Select all lines in the records that include "Hiring".

::::

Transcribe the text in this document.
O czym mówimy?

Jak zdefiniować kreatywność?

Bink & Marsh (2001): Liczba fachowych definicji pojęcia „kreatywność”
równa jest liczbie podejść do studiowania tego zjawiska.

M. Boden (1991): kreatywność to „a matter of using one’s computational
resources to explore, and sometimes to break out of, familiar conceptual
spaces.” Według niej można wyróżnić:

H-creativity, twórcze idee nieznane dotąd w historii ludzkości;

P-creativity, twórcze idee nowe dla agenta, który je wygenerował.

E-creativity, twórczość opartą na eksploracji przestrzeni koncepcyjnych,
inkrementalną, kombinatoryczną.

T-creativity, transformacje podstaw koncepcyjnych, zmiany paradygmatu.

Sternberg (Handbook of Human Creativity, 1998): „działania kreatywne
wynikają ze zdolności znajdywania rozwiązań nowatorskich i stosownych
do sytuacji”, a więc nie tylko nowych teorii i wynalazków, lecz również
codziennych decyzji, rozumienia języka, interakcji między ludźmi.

::::

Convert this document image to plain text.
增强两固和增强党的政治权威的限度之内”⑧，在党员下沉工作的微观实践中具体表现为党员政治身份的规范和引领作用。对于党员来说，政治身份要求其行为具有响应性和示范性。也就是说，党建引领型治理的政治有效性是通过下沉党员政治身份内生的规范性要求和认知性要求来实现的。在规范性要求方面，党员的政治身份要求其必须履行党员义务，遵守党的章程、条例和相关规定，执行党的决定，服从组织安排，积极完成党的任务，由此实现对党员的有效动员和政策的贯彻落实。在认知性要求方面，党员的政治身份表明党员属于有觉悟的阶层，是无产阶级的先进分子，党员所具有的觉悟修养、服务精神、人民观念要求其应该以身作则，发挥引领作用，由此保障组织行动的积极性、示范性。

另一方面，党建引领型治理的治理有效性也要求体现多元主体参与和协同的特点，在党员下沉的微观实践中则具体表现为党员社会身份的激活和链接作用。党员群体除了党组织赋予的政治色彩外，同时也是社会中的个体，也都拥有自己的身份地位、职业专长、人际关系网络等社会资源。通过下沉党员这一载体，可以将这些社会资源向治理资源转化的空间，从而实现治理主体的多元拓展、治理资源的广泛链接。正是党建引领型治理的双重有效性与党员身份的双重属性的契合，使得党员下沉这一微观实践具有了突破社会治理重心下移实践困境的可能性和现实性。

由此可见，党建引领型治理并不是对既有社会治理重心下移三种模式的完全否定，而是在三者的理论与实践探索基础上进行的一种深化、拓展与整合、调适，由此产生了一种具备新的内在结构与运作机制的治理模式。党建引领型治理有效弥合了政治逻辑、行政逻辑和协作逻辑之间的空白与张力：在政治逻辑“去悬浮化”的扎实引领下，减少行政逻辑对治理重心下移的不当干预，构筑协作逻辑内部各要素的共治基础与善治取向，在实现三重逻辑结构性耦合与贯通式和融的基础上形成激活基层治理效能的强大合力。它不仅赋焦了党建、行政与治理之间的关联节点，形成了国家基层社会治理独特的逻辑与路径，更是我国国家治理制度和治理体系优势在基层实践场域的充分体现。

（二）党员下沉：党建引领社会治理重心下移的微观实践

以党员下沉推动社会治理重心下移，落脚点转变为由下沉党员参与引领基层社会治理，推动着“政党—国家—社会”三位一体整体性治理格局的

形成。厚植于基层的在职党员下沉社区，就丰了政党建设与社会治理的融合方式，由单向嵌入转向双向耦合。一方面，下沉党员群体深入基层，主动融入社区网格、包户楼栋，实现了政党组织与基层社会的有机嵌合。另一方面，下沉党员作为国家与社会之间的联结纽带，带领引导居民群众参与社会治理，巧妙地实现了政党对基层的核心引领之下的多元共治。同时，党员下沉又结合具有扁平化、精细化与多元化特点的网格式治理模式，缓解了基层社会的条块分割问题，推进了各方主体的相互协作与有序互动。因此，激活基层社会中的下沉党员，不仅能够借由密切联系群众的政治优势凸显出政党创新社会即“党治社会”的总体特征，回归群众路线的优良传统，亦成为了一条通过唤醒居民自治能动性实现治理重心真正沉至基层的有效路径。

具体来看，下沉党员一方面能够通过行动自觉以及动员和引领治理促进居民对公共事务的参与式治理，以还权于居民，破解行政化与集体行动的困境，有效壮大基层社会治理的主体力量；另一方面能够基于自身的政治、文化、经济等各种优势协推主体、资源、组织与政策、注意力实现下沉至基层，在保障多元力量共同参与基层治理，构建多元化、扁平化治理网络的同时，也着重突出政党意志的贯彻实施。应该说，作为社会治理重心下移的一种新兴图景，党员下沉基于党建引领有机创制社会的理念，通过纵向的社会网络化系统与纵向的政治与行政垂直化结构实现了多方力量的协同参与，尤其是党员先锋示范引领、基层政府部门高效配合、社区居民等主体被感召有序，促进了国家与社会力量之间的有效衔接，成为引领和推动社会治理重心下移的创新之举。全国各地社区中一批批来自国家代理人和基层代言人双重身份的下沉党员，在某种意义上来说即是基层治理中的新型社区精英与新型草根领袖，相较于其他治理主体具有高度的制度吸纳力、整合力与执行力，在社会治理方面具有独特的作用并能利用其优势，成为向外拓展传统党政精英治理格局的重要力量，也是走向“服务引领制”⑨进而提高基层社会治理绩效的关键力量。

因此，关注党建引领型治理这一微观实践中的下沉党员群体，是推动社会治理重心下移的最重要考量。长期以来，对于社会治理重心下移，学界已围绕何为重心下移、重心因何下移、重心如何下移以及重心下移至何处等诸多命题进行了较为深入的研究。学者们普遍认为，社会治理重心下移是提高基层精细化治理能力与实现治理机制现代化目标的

::::

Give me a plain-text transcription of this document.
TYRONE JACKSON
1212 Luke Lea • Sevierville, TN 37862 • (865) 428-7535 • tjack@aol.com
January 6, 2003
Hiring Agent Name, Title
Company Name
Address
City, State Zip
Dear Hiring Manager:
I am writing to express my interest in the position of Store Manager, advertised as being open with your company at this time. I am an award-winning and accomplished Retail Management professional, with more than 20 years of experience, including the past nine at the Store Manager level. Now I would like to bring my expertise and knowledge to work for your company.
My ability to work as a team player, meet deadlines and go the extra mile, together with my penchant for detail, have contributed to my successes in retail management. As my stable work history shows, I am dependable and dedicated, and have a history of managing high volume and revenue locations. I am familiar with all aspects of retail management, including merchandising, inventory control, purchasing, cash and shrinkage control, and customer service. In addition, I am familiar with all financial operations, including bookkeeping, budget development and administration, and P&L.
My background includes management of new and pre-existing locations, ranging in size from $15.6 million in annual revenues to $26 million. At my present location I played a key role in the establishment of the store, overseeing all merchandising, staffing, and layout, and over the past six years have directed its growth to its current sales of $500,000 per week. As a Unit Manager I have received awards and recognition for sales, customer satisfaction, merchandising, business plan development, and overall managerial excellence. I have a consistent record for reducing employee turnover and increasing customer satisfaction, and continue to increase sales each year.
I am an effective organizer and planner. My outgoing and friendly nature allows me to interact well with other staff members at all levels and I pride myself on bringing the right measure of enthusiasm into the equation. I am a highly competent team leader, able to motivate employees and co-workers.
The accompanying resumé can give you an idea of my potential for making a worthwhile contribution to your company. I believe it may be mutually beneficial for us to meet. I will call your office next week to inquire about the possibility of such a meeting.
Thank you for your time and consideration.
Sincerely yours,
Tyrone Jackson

::::

— ANSWER TO THIS EXERCISE —
Hiring Agent Name, Title
Dear Hiring Manager:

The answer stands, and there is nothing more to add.